#### [To do]
Tally every line of the listing below that holds "guitar", then give the tally alone.

* START *

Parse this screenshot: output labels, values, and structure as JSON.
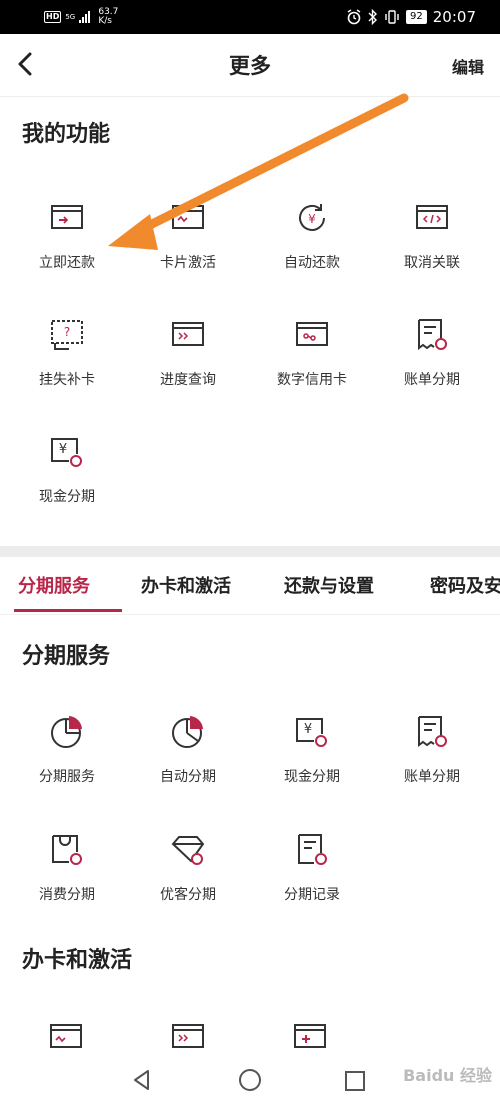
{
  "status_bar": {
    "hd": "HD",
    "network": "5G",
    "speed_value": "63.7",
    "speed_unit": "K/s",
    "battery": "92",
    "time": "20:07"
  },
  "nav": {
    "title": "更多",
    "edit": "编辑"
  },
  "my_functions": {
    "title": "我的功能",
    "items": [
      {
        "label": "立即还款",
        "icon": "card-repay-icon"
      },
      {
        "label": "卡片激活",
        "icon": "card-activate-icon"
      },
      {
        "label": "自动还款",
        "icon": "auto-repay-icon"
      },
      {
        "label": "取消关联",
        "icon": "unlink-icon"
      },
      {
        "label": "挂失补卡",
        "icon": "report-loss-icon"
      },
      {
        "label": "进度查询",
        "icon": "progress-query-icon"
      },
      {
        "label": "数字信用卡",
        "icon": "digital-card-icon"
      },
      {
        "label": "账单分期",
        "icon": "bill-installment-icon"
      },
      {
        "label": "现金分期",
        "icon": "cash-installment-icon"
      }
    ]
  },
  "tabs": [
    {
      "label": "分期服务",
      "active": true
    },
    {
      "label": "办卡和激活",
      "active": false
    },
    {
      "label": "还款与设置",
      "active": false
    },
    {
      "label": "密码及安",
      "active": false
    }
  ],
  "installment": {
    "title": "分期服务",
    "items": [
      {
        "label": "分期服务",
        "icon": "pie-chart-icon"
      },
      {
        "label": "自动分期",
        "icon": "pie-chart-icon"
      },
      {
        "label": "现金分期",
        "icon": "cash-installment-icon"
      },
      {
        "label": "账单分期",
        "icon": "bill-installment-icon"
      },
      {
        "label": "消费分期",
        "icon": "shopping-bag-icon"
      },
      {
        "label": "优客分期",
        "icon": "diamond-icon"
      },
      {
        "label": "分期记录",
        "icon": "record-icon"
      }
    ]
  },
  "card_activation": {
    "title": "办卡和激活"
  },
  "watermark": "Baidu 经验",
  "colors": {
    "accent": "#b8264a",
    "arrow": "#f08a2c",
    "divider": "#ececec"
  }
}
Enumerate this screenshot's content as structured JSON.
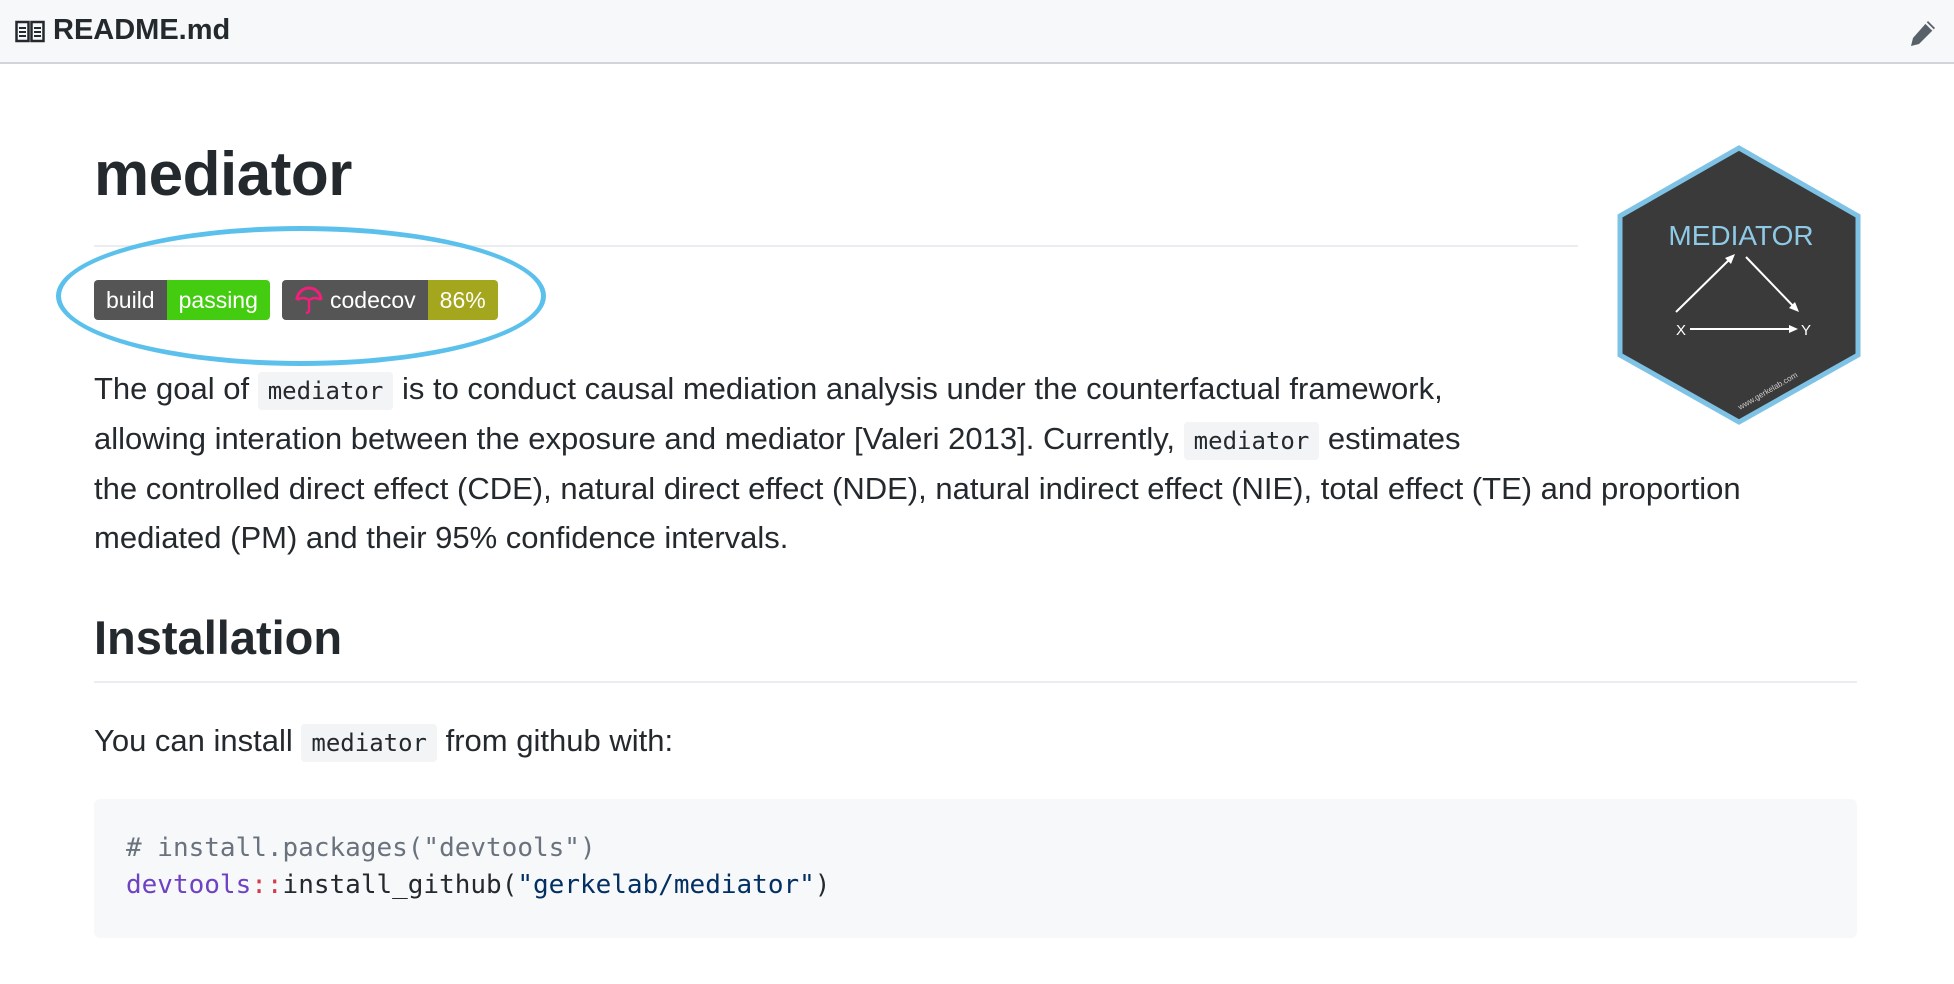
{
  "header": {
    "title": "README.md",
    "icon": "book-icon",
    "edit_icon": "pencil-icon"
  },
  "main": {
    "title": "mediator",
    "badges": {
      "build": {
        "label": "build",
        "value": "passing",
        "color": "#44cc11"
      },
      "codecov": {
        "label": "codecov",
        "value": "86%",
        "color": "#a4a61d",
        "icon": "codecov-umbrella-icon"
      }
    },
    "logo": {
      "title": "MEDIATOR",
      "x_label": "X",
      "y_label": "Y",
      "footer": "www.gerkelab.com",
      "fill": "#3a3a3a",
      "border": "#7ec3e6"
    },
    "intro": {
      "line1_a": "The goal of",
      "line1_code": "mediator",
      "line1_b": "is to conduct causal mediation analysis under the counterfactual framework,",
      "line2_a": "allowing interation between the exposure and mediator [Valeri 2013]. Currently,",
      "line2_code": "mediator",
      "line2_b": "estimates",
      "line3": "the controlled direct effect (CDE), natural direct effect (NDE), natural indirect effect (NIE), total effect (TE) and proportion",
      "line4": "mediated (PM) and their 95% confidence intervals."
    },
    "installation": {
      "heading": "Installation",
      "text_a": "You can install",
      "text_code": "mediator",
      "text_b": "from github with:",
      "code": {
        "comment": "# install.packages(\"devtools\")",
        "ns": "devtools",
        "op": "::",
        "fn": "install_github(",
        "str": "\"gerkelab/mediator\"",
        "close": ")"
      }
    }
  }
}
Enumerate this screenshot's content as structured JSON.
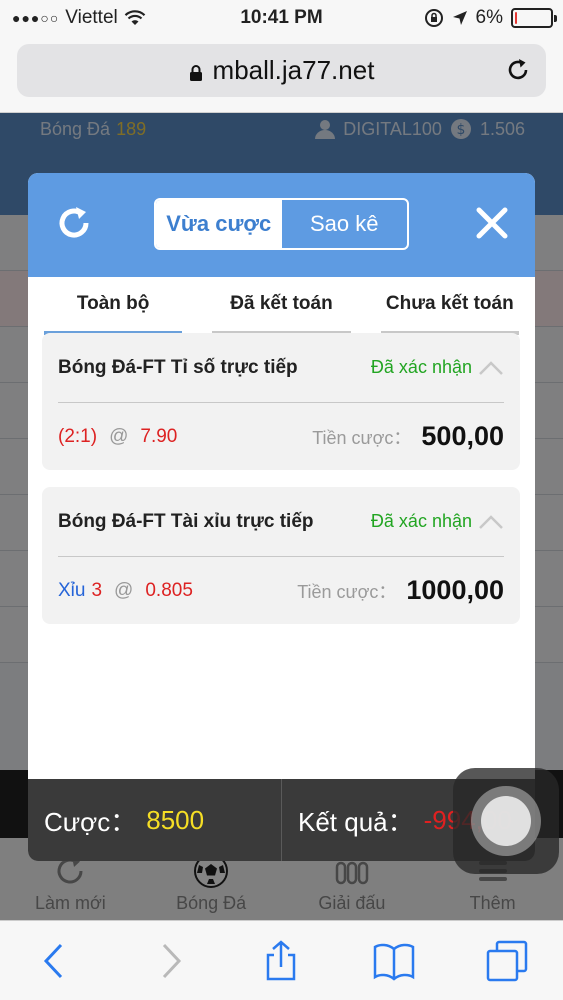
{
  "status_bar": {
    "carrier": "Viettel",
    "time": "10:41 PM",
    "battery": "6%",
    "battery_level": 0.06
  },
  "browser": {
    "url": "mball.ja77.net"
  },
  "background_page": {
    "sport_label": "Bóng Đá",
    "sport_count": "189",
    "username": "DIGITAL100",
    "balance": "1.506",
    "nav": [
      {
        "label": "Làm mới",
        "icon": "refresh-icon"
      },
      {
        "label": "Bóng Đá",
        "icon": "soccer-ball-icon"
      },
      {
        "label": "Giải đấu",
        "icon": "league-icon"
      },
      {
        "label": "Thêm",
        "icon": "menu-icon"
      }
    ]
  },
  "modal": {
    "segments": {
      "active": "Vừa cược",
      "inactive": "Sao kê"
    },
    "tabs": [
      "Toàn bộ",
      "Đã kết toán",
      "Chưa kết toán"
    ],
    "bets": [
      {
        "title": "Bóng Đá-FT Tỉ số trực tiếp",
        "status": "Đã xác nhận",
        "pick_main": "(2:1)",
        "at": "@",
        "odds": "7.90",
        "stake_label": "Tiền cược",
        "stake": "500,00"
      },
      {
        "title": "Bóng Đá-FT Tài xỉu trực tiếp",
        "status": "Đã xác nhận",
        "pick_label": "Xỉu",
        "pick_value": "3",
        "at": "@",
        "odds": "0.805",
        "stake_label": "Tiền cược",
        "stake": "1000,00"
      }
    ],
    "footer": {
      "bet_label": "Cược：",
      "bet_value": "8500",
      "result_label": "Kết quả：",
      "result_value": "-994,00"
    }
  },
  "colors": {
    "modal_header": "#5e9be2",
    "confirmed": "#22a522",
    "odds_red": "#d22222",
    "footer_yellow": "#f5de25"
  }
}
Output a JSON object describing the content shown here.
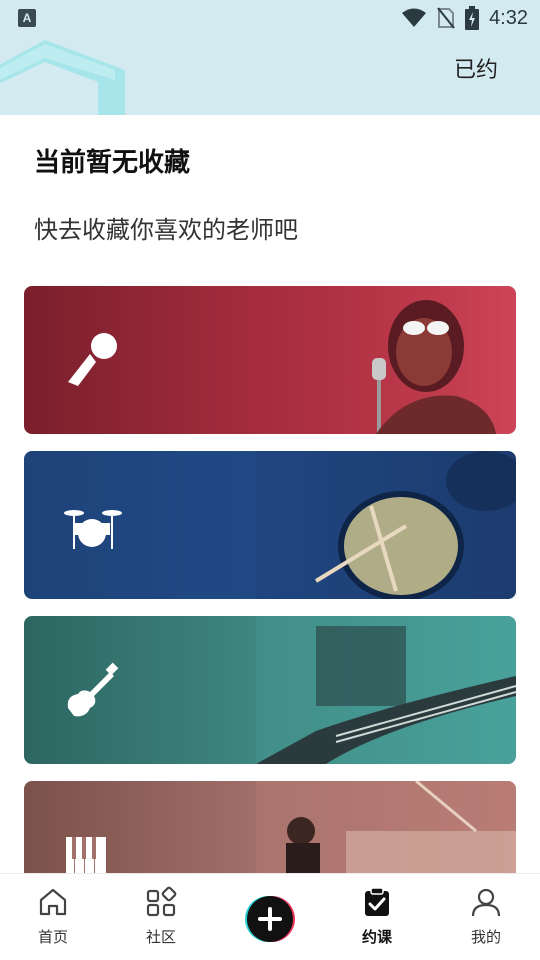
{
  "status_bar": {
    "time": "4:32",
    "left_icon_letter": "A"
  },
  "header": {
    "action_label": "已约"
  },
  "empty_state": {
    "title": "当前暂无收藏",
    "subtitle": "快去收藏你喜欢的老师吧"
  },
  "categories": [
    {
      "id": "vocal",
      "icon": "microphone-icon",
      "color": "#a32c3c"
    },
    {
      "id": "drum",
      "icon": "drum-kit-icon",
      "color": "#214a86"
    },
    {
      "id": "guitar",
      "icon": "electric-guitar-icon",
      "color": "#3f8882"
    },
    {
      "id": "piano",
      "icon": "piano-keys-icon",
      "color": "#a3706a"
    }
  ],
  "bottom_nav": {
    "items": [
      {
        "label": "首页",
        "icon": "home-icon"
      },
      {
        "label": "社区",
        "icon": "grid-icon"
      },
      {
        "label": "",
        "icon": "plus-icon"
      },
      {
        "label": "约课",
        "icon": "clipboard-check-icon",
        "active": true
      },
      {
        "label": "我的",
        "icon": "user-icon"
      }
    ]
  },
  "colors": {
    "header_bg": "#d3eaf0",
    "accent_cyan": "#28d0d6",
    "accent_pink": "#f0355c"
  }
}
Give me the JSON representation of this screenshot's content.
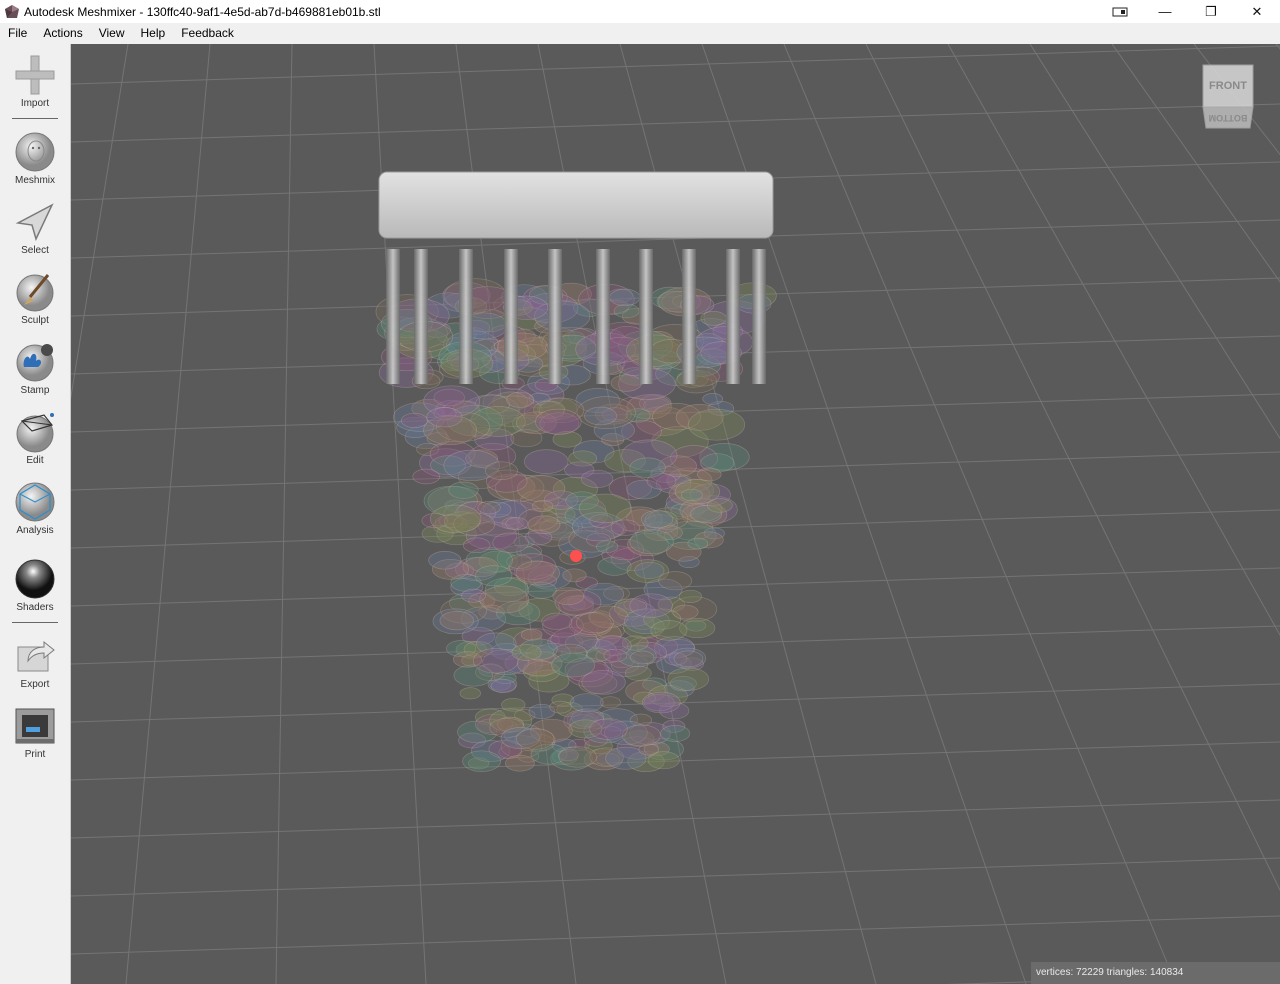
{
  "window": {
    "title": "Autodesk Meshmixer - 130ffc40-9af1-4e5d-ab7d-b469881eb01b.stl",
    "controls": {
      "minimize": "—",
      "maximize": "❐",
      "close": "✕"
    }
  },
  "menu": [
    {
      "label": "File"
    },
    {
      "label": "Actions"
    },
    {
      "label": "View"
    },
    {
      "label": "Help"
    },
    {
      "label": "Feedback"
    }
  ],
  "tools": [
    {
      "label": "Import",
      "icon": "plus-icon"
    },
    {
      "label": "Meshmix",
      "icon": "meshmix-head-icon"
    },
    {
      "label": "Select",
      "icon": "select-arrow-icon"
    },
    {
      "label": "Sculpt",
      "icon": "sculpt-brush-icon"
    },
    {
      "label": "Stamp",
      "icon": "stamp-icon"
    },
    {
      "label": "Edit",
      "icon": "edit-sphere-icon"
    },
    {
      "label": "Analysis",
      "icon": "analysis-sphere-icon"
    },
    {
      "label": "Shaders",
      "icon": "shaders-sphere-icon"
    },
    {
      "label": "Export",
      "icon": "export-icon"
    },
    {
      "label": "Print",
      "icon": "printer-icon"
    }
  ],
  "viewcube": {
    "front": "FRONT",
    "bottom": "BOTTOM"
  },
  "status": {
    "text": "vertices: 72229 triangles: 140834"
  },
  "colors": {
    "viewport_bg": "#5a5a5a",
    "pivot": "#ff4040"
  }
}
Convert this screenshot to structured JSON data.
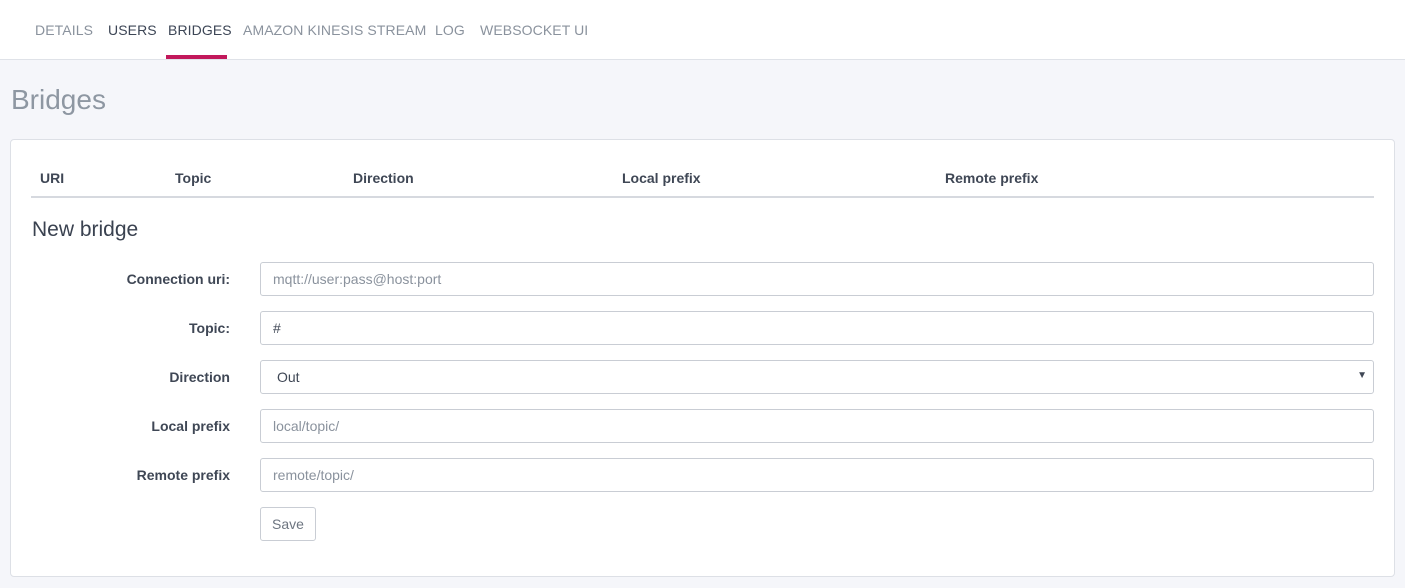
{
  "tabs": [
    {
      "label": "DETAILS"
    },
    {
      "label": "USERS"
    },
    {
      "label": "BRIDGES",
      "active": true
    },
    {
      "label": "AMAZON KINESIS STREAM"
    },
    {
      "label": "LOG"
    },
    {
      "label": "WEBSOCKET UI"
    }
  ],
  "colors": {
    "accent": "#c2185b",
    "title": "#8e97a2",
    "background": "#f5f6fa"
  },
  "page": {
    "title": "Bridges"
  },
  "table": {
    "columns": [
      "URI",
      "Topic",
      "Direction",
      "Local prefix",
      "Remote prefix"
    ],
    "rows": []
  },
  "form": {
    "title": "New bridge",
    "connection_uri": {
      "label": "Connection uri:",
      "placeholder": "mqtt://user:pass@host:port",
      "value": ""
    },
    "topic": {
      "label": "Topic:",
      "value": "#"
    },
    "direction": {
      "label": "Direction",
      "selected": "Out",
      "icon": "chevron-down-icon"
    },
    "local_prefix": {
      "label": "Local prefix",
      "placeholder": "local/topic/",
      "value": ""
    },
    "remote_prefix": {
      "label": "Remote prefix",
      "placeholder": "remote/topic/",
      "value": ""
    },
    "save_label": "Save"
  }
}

* END *

#### [The response]
2